## [Qué se pide]
Actualiza el texto sobre el Plan de Transporte Metropolitano de la Bahía de Cádiz y reproduce desde "Es decir, aunque" hasta "pondrán de manifiesto.", ambos incluidos. Pon "transporte público" en lugar de "transporte colectivo".

La Consejería de Fomento y Vivienda, a través del Consorcio de Transporte de la Bahía de Cádiz, está elaborando el Plan de Transporte Metropolitano de la Bahía de Cádiz, un instrumento que deberá coordinar las actuaciones en infraestructuras y servicios de transporte en la Bahía de Cádiz con el fin de dirigir la movilidad del ámbito hacia la movilidad sostenible. La escasa información presentada hasta el momento sobre el futuro Plan permite sin embargo hacer algunas consideraciones sobre el enfoque estratégico de aquel.

La sostenibilidad del sistema de transporte y la movilidad de la Bahía de Cádiz no es un objetivo declarado del Plan

Favorecer la movilidad sostenible no implica necesariamente que se avance hacia la sostenibilidad del transporte y la movilidad. Prueba de ello es la situación de la movilidad en la Bahía de Cádiz hace 20 años y actualmente, reflejada en los resultados de las encuestas de movilidad realizadas en 1992 y 2014, que constituyen, respectivamente, la información base de los planes de transporte metropolitano elaborados en los 90 y en la actualidad.

La tasa de movilidad ha crecido de forma muy significativa, de 2,07 a 3,29 viajes/persona·día, casi un 60% de incremento. Y, aunque la variación en el reparto entre viajes motorizados y no motorizados ha sido leve en favor de los primeros, la cuota de participación del transporte público entre los viajes motorizados ha descendido de forma muy notable, en 9 puntos porcentuales, pasando de un 22 a un 13%.

Es decir, aunque en los 22 años que separan ambos estudios de movilidad, el transporte colectivo ha experimentado mejoras, en líneas, frecuencias, organización del sistema…, su participación en la movilidad ha empeorado notablemente. Incluso, aunque haya habido algún aumento de viajeros en transporte público, el considerable incremento de la movilidad ha sido absorbido fundamentalmente por el vehículo privado. El transporte público hoy, como hace 20 años, sigue dando respuesta a una demanda fundamentalmente cautiva. En consecuencia, el sistema de transporte y movilidad es más insostenible que hace 22 años y, con toda seguridad, todos los indicadores ambientales (consumo energético, emisiones de GEI, contaminantes atmosféricos, etc.) lo pondrán de manifiesto.

El definitiva, la planificación de transporte en la Bahía de Cádiz realizada a mediados de la década de 1990 no sirvió para nada de lo que se proponía y ninguno de los escenarios posibles de reparto modal vehículo privado/transporte público que planteaba la planificación (objetivo 50/50, intermedio 65/35 o tendencial 80/20), ni siquiera el más desfavorable, se han cumplido. La realidad es mucho peor: 87/13.

## [Entradas facilitadas]

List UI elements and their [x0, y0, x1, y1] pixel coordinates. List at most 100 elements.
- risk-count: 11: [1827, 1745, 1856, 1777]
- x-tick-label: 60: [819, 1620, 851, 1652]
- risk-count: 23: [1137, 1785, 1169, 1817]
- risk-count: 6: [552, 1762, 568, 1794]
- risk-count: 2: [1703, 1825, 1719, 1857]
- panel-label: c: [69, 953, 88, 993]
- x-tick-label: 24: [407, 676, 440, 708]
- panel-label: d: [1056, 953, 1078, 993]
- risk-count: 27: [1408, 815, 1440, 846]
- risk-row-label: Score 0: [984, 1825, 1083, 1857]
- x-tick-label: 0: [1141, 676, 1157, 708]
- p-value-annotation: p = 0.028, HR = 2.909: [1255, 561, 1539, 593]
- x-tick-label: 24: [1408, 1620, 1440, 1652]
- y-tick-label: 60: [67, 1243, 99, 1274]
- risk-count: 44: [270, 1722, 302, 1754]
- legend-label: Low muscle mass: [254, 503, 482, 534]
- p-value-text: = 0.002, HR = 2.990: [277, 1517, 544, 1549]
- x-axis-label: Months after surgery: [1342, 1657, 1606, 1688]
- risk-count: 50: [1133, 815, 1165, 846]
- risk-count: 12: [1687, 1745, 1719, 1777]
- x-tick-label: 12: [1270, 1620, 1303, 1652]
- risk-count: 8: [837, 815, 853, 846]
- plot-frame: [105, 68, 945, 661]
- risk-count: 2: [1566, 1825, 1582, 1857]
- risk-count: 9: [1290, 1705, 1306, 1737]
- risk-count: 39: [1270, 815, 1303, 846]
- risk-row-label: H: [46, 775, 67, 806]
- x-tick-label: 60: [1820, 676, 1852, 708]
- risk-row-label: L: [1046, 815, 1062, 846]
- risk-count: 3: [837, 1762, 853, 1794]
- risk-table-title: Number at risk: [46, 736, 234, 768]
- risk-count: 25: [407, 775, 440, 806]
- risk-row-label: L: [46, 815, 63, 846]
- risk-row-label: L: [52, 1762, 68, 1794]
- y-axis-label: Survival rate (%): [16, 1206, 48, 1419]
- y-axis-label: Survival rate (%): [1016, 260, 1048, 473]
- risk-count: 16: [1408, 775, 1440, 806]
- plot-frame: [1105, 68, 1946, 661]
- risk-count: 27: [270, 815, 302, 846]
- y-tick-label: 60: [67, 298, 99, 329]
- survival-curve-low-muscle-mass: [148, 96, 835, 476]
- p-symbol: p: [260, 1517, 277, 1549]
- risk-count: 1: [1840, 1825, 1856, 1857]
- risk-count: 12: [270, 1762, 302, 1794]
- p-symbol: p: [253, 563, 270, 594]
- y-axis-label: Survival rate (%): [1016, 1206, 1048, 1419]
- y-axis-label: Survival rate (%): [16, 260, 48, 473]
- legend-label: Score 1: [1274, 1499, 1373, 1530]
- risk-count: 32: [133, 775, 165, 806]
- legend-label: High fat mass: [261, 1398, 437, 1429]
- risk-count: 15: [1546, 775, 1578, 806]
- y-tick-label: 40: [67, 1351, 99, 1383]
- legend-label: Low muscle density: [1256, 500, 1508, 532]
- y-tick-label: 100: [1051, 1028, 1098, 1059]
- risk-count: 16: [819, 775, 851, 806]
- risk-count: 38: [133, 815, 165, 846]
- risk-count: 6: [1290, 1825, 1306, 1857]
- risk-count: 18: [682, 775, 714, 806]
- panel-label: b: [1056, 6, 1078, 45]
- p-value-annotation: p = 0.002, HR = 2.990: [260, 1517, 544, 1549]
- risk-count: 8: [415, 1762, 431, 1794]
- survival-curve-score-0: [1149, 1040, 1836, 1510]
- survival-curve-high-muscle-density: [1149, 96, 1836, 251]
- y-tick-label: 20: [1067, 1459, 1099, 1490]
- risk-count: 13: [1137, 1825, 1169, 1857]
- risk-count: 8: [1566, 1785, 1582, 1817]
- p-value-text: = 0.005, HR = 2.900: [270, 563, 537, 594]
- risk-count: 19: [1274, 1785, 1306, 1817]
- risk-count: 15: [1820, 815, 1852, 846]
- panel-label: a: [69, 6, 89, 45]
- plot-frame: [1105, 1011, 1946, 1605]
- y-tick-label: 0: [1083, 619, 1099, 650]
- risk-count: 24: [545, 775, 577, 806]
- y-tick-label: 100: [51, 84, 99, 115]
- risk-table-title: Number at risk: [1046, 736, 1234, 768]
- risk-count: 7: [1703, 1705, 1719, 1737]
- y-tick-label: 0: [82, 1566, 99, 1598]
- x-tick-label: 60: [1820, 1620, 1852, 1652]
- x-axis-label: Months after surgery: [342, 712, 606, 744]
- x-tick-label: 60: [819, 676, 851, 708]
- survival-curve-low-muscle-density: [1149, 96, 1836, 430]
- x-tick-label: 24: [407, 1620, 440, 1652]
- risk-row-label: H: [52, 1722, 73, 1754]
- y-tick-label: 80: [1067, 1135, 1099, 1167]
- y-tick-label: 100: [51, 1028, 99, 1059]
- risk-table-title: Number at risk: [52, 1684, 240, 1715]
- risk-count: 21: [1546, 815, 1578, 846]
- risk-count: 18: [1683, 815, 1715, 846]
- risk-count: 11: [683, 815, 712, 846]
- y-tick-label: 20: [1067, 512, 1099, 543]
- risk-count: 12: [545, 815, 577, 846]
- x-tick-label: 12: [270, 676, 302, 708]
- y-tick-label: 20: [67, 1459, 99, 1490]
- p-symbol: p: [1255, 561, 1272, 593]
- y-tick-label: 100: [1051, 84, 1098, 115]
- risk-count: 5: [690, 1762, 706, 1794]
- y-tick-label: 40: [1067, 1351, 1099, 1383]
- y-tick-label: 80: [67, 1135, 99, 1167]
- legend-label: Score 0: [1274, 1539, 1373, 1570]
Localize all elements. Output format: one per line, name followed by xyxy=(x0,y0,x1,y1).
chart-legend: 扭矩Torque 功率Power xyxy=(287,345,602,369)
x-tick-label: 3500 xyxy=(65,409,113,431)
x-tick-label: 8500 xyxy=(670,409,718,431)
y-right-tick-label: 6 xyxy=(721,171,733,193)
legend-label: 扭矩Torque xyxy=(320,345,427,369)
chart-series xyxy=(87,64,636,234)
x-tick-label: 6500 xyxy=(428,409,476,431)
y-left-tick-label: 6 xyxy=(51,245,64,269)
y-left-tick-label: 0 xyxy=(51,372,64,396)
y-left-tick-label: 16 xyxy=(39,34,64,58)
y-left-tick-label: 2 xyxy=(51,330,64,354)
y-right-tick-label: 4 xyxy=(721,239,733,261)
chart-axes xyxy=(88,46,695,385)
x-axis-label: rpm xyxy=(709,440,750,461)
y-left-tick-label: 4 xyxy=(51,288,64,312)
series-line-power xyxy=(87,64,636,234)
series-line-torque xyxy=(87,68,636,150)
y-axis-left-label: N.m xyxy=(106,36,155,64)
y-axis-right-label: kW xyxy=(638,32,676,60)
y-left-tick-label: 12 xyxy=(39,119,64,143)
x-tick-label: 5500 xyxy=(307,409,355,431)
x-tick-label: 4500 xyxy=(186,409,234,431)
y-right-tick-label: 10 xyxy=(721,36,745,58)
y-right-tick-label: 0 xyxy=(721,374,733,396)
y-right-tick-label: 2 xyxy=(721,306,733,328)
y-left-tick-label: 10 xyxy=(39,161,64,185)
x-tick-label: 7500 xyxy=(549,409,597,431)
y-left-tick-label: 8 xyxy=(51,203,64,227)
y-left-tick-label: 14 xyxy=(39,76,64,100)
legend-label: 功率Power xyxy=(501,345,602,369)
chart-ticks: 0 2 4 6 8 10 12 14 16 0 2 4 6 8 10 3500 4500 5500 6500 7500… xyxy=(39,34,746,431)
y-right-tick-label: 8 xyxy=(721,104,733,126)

## [Resultado]
Es decir, aunque en los 22 años que separan ambos estudios de movilidad, el transporte público ha experimentado mejoras, en líneas, frecuencias, organización del sistema…, su participación en la movilidad ha empeorado notablemente. Incluso, aunque haya habido algún aumento de viajeros en transporte público, el considerable incremento de la movilidad ha sido absorbido fundamentalmente por el vehículo privado. El transporte público hoy, como hace 20 años, sigue dando respuesta a una demanda fundamentalmente cautiva. En consecuencia, el sistema de transporte y movilidad es más insostenible que hace 22 años y, con toda seguridad, todos los indicadores ambientales (consumo energético, emisiones de GEI, contaminantes atmosféricos, etc.) lo pondrán de manifiesto.